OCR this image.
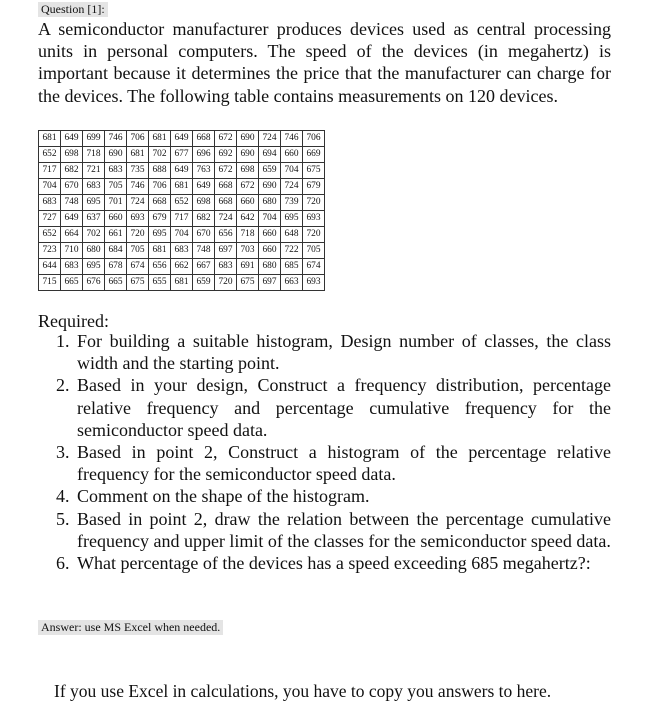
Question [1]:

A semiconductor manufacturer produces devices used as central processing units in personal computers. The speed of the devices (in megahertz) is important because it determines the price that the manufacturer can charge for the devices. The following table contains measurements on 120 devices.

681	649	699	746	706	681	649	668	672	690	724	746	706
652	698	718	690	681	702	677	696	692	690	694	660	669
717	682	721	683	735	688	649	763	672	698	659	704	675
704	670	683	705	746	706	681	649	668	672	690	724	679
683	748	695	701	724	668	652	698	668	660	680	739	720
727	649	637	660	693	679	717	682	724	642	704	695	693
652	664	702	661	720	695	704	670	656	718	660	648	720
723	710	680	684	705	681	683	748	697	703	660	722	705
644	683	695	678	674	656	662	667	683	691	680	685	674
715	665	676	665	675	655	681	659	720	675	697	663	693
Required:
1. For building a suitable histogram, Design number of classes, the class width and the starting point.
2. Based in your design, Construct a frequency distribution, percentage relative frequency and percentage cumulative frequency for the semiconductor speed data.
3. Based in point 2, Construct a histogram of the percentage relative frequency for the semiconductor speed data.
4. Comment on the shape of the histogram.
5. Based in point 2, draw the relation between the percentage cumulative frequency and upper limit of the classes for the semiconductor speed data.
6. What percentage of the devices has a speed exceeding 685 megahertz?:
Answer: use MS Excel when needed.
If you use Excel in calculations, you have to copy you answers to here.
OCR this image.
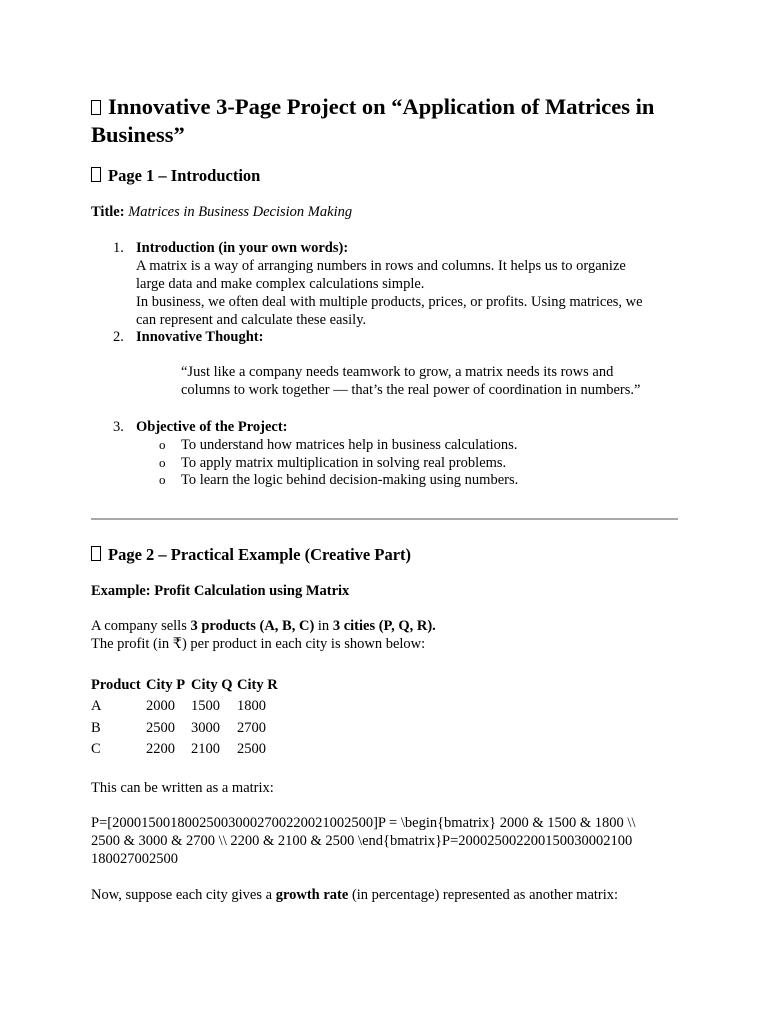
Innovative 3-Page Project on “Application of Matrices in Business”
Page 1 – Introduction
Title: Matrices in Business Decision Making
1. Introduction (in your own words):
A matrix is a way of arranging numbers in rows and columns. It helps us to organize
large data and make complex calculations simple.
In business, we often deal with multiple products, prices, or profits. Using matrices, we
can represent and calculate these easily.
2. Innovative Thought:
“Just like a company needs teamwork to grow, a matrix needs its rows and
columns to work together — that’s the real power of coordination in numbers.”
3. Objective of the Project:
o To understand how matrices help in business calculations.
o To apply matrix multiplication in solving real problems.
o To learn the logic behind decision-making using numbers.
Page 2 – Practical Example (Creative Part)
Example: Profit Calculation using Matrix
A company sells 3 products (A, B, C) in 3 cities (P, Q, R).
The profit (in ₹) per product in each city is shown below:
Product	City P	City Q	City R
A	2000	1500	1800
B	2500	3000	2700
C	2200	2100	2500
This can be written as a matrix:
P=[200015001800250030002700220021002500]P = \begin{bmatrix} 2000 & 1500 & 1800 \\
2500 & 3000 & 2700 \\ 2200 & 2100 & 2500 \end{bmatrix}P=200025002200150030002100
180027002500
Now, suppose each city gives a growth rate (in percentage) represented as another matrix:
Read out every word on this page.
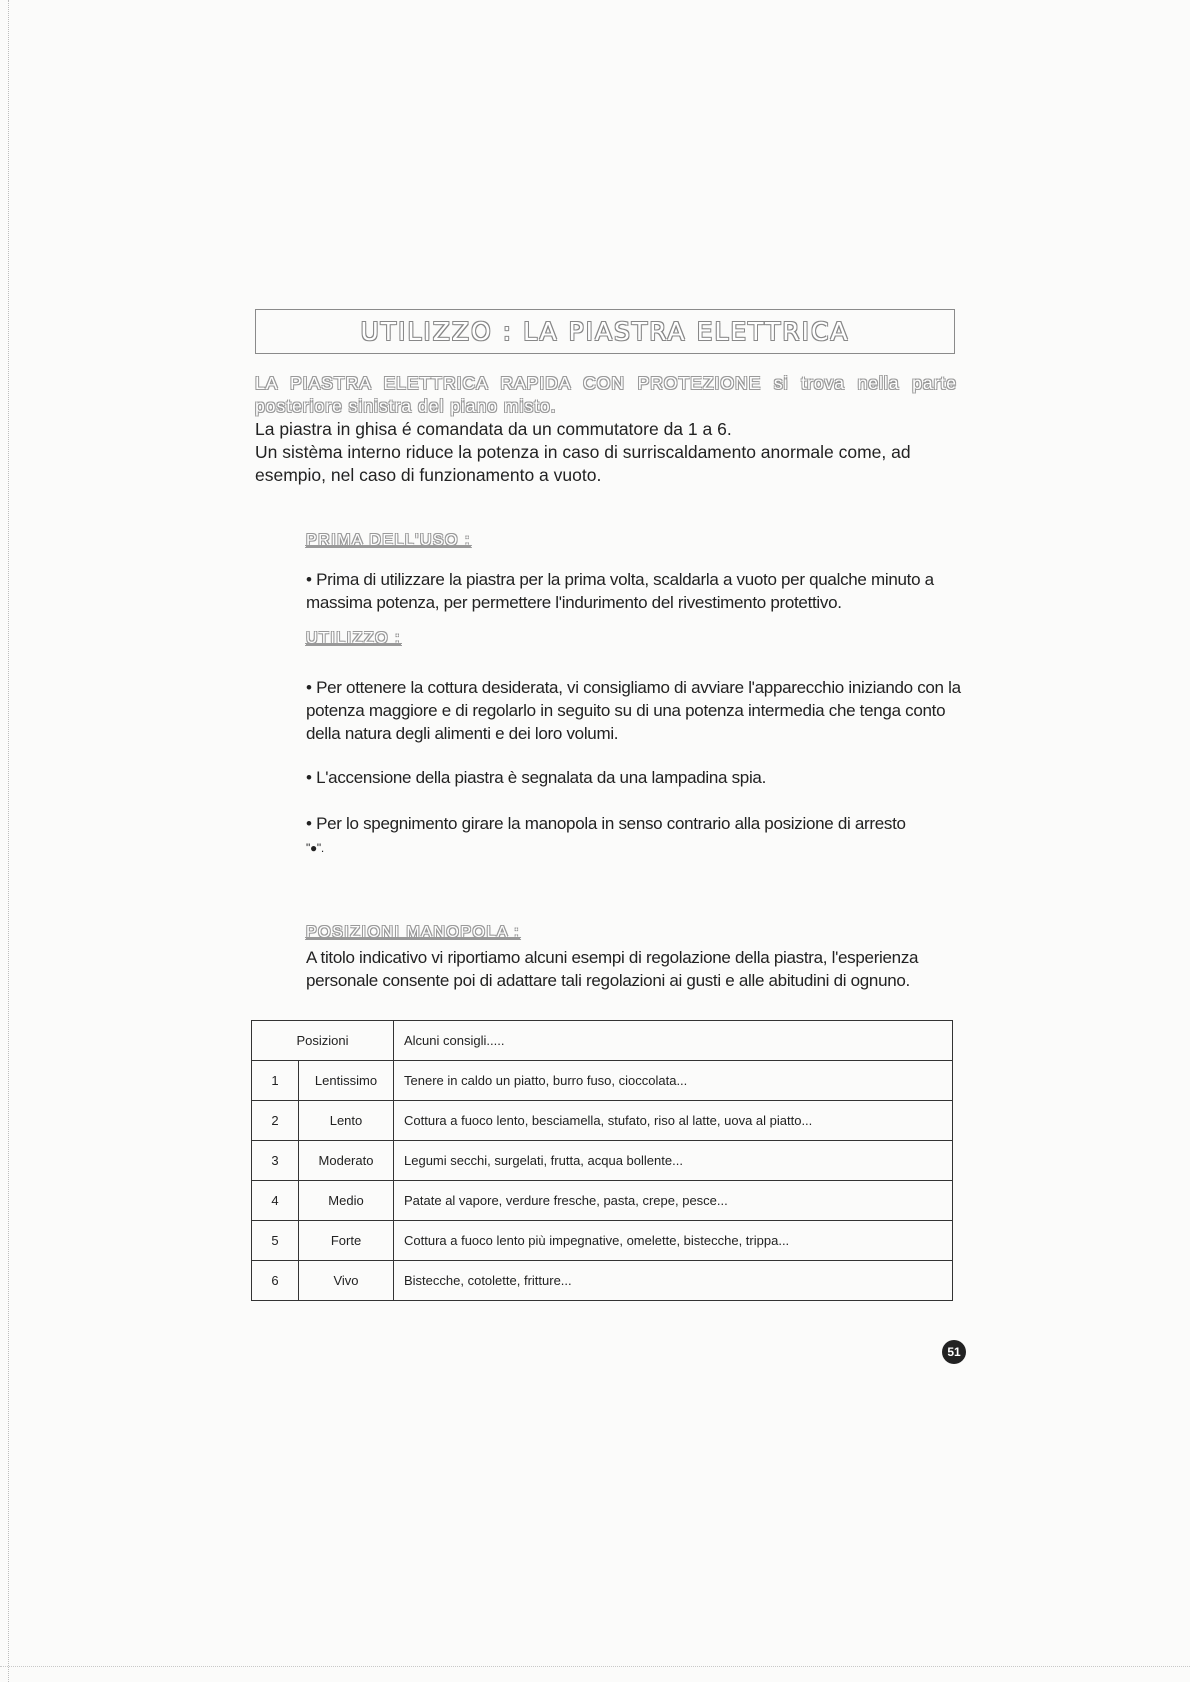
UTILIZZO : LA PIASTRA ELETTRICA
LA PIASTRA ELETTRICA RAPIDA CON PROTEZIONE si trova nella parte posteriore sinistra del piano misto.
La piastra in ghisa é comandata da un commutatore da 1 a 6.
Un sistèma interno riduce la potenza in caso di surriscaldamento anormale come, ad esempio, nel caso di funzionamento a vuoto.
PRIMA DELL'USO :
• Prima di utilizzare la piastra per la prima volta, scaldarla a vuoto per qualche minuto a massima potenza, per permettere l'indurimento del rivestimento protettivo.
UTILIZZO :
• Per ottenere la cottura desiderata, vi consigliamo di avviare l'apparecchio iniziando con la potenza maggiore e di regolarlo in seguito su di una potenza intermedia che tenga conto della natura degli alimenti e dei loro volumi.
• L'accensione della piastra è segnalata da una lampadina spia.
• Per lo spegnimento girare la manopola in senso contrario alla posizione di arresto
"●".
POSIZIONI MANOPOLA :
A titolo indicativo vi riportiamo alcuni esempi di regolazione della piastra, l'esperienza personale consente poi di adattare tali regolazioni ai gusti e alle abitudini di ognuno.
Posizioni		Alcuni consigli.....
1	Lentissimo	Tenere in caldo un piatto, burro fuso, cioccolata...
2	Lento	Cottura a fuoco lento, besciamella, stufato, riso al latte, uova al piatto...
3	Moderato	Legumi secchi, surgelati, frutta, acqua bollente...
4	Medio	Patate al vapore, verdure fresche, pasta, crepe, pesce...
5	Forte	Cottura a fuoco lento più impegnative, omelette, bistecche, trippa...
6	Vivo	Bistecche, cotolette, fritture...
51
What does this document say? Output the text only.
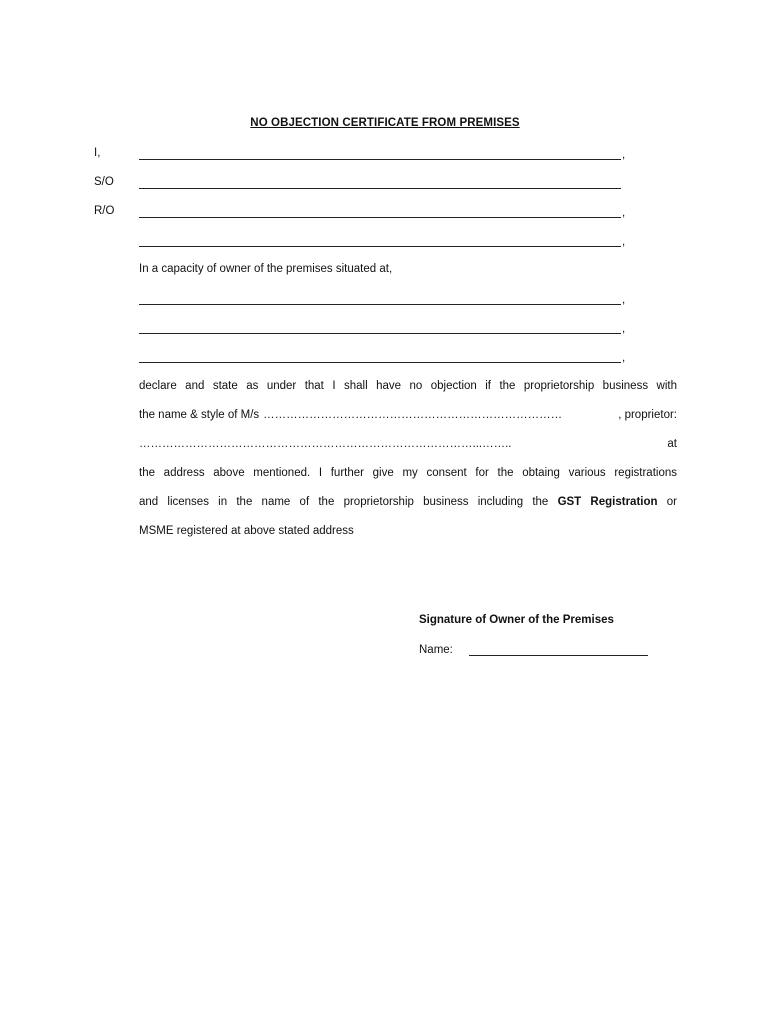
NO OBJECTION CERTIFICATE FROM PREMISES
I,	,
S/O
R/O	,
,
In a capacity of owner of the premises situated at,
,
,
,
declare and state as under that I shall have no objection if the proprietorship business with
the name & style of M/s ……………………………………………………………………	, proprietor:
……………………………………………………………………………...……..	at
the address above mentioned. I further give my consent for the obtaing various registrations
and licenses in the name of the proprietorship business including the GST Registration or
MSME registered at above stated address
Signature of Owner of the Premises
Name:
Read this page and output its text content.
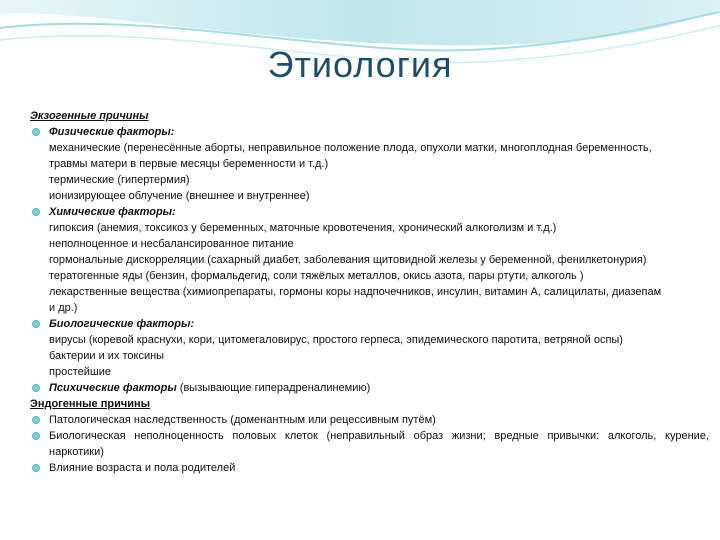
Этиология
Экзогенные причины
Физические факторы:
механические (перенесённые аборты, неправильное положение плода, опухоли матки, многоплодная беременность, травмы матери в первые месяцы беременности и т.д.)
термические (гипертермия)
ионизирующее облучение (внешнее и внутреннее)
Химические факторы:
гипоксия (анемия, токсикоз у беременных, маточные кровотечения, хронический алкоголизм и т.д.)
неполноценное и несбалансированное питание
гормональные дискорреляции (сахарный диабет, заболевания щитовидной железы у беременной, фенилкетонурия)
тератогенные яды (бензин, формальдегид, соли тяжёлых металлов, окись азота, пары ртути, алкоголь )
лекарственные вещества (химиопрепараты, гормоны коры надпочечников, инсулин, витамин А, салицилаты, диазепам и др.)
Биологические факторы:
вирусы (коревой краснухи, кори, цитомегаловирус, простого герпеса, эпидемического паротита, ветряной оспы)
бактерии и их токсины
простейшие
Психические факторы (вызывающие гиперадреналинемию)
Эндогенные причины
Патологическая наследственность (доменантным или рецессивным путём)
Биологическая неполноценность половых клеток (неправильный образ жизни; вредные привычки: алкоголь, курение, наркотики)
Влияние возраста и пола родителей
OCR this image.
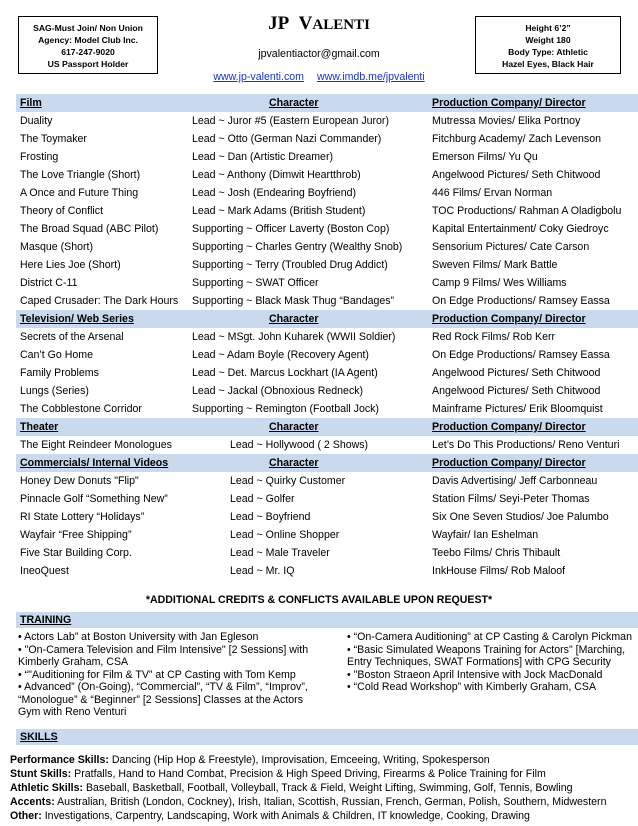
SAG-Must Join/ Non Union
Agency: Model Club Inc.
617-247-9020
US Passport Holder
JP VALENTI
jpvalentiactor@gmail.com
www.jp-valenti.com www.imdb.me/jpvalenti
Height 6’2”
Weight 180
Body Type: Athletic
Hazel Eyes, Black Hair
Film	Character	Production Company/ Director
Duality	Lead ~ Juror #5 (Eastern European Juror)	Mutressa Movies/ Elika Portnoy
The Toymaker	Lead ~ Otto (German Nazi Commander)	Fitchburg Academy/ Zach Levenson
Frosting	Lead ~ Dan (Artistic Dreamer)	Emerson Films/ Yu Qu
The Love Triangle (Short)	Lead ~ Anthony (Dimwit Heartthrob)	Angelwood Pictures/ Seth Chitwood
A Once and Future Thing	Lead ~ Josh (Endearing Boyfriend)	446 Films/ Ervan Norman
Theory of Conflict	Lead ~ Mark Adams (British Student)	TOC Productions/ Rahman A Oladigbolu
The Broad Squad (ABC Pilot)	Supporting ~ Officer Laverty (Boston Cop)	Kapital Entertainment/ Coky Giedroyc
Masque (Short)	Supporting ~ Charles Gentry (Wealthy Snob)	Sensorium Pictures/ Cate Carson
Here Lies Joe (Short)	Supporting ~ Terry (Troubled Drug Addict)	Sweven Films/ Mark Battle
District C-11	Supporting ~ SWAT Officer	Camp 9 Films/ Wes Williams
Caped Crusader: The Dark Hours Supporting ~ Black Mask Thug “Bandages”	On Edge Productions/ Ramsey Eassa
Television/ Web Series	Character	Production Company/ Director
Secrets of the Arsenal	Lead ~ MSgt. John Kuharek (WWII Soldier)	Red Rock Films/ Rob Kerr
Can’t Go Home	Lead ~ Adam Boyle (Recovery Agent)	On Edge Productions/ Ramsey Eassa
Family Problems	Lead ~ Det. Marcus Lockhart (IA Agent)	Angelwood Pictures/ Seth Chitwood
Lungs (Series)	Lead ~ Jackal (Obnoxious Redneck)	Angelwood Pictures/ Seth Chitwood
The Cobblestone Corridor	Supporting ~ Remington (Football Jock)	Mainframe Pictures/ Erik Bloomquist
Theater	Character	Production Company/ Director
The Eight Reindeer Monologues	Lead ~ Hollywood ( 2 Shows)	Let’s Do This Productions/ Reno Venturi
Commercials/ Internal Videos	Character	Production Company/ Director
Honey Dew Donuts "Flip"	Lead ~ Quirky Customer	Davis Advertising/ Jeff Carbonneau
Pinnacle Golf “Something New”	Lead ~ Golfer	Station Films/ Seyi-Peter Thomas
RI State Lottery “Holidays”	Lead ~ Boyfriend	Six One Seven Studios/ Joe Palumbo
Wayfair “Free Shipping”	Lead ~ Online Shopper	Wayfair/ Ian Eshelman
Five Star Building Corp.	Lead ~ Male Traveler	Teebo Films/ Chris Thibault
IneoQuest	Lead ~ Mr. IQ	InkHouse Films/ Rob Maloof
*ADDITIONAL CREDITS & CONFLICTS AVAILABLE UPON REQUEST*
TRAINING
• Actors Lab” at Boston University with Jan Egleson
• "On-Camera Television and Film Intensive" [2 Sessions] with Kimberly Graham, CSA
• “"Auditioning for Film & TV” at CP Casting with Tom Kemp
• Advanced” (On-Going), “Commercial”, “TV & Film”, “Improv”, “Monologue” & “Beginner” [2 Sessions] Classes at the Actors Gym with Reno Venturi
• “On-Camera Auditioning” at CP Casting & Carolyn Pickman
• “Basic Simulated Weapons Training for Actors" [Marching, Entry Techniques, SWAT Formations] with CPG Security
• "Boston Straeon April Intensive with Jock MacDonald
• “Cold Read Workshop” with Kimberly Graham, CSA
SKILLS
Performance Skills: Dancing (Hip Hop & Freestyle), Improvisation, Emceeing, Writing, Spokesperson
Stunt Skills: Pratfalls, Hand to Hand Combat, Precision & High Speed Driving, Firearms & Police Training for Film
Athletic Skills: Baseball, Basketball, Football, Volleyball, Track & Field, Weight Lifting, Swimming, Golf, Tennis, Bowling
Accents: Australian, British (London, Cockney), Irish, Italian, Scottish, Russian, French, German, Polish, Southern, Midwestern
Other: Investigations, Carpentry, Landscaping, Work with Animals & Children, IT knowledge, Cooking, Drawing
____
▸ TO BE DONE:
In the listing, find all lines with the string "vuoto" and copy them.

▸ EXERCISE RESULT:
Un sistèma interno riduce la potenza in caso di surriscaldamento anormale come, ad esempio, nel caso di funzionamento a vuoto.
• Prima di utilizzare la piastra per la prima volta, scaldarla a vuoto per qualche minuto a massima potenza, per permettere l'indurimento del rivestimento protettivo.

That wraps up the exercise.